## Start Records provided
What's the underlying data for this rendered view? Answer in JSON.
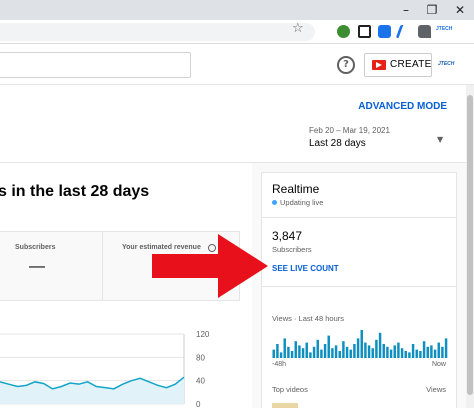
{
  "browser": {
    "window_controls": [
      "–",
      "❐",
      "✕"
    ],
    "extensions": [
      "shield-icon",
      "cast-icon",
      "p-extension-icon",
      "pen-icon",
      "puzzle-icon",
      "brand-extension-icon"
    ]
  },
  "header": {
    "create_label": "CREATE"
  },
  "analytics": {
    "advanced_mode": "ADVANCED MODE",
    "date_range": "Feb 20 – Mar 19, 2021",
    "date_preset": "Last 28 days",
    "heading": "s in the last 28 days",
    "metrics": [
      {
        "title": "Subscribers",
        "value": "—"
      },
      {
        "title": "Your estimated revenue",
        "value": ""
      }
    ],
    "chart_yticks": [
      "120",
      "80",
      "40",
      "0"
    ]
  },
  "realtime": {
    "title": "Realtime",
    "status": "Updating live",
    "subscriber_count": "3,847",
    "subscribers_label": "Subscribers",
    "live_count_link": "SEE LIVE COUNT",
    "views_label": "Views · Last 48 hours",
    "axis_left": "-48h",
    "axis_right": "Now",
    "top_videos_label": "Top videos",
    "views_col_label": "Views"
  },
  "colors": {
    "accent": "#065fd4",
    "chart_line": "#12a4c9",
    "bar": "#0f8fbf",
    "arrow": "#e8101a"
  },
  "chart_data": {
    "type": "line",
    "ylim": [
      0,
      120
    ],
    "yticks": [
      0,
      40,
      80,
      120
    ],
    "values": [
      38,
      34,
      30,
      32,
      38,
      35,
      26,
      30,
      36,
      34,
      38,
      30,
      28,
      26,
      34,
      40,
      44,
      38,
      32,
      28,
      34,
      46
    ]
  },
  "realtime_bars": [
    6,
    10,
    4,
    14,
    8,
    5,
    12,
    9,
    7,
    11,
    4,
    8,
    13,
    6,
    10,
    16,
    7,
    9,
    5,
    12,
    8,
    6,
    10,
    14,
    20,
    11,
    9,
    7,
    13,
    18,
    10,
    8,
    6,
    9,
    11,
    7,
    5,
    4,
    10,
    6,
    5,
    12,
    8,
    9,
    6,
    11,
    8,
    14
  ]
}
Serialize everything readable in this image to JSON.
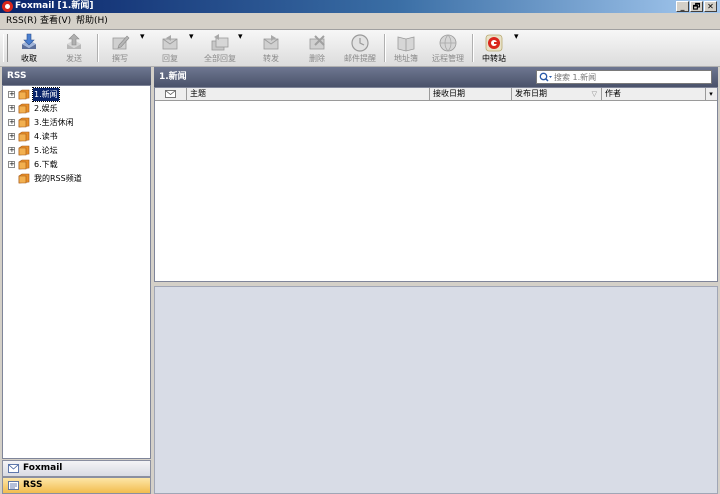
{
  "window": {
    "title": "Foxmail [1.新闻]",
    "controls": [
      "_",
      "🗗",
      "✕"
    ]
  },
  "menubar": {
    "items": [
      "RSS(R)",
      "查看(V)",
      "帮助(H)"
    ]
  },
  "toolbar": {
    "buttons": [
      {
        "label": "收取",
        "icon": "receive-icon",
        "enabled": true
      },
      {
        "label": "发送",
        "icon": "send-icon",
        "enabled": false
      },
      {
        "label": "撰写",
        "icon": "compose-icon",
        "enabled": false
      },
      {
        "label": "回复",
        "icon": "reply-icon",
        "enabled": false
      },
      {
        "label": "全部回复",
        "icon": "reply-all-icon",
        "enabled": false
      },
      {
        "label": "转发",
        "icon": "forward-icon",
        "enabled": false
      },
      {
        "label": "删除",
        "icon": "delete-icon",
        "enabled": false
      },
      {
        "label": "邮件提醒",
        "icon": "clock-icon",
        "enabled": false
      },
      {
        "label": "地址簿",
        "icon": "address-book-icon",
        "enabled": false
      },
      {
        "label": "远程管理",
        "icon": "remote-icon",
        "enabled": false
      },
      {
        "label": "中转站",
        "icon": "transfer-station-icon",
        "enabled": true
      }
    ],
    "dropdown_glyph": "▾"
  },
  "left_pane": {
    "header": "RSS",
    "tree": [
      {
        "label": "1.新闻",
        "selected": true,
        "expandable": true
      },
      {
        "label": "2.娱乐",
        "selected": false,
        "expandable": true
      },
      {
        "label": "3.生活休闲",
        "selected": false,
        "expandable": true
      },
      {
        "label": "4.读书",
        "selected": false,
        "expandable": true
      },
      {
        "label": "5.论坛",
        "selected": false,
        "expandable": true
      },
      {
        "label": "6.下载",
        "selected": false,
        "expandable": true
      },
      {
        "label": "我的RSS频道",
        "selected": false,
        "expandable": false
      }
    ],
    "expand_glyph": "+",
    "nav_buttons": [
      {
        "label": "Foxmail",
        "icon": "mail-envelope-icon",
        "active": false
      },
      {
        "label": "RSS",
        "icon": "rss-list-icon",
        "active": true
      }
    ]
  },
  "main": {
    "title": "1.新闻",
    "search": {
      "placeholder": "搜索 1.新闻",
      "value": ""
    },
    "columns": [
      "",
      "主题",
      "接收日期",
      "发布日期",
      "作者"
    ],
    "sort_glyph": "▽",
    "column_menu_glyph": "▾",
    "rows": []
  },
  "colors": {
    "title_gradient_start": "#0a246a",
    "pane_header": "#5a6279",
    "rss_active_tab": "#f7c75a",
    "selection": "#0a246a",
    "preview_bg": "#d8dce6"
  }
}
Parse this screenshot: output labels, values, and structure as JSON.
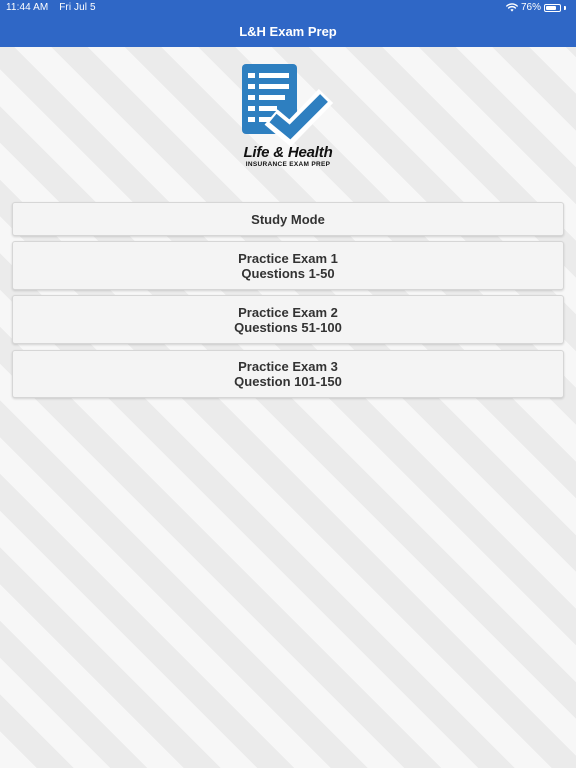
{
  "status_bar": {
    "time": "11:44 AM",
    "date": "Fri Jul 5",
    "battery_text": "76%",
    "battery_level": 0.76,
    "wifi_icon": "wifi-icon"
  },
  "nav": {
    "title": "L&H Exam Prep"
  },
  "logo": {
    "title": "Life & Health",
    "subtitle": "INSURANCE EXAM PREP",
    "icon": "checklist-check-icon",
    "color": "#2e7fc0"
  },
  "menu": {
    "study_mode": {
      "line1": "Study Mode"
    },
    "exam1": {
      "line1": "Practice Exam 1",
      "line2": "Questions 1-50"
    },
    "exam2": {
      "line1": "Practice Exam 2",
      "line2": "Questions 51-100"
    },
    "exam3": {
      "line1": "Practice Exam 3",
      "line2": "Question 101-150"
    }
  },
  "colors": {
    "nav_bar": "#2f67c6",
    "button_bg": "#f4f4f4",
    "button_text": "#333333"
  }
}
## End Records provided
→ What you should do: Gather all lines where the word "Practice" appears.

→ Reply:
      "line1": "Practice Exam 1",
      "line1": "Practice Exam 2",
      "line1": "Practice Exam 3",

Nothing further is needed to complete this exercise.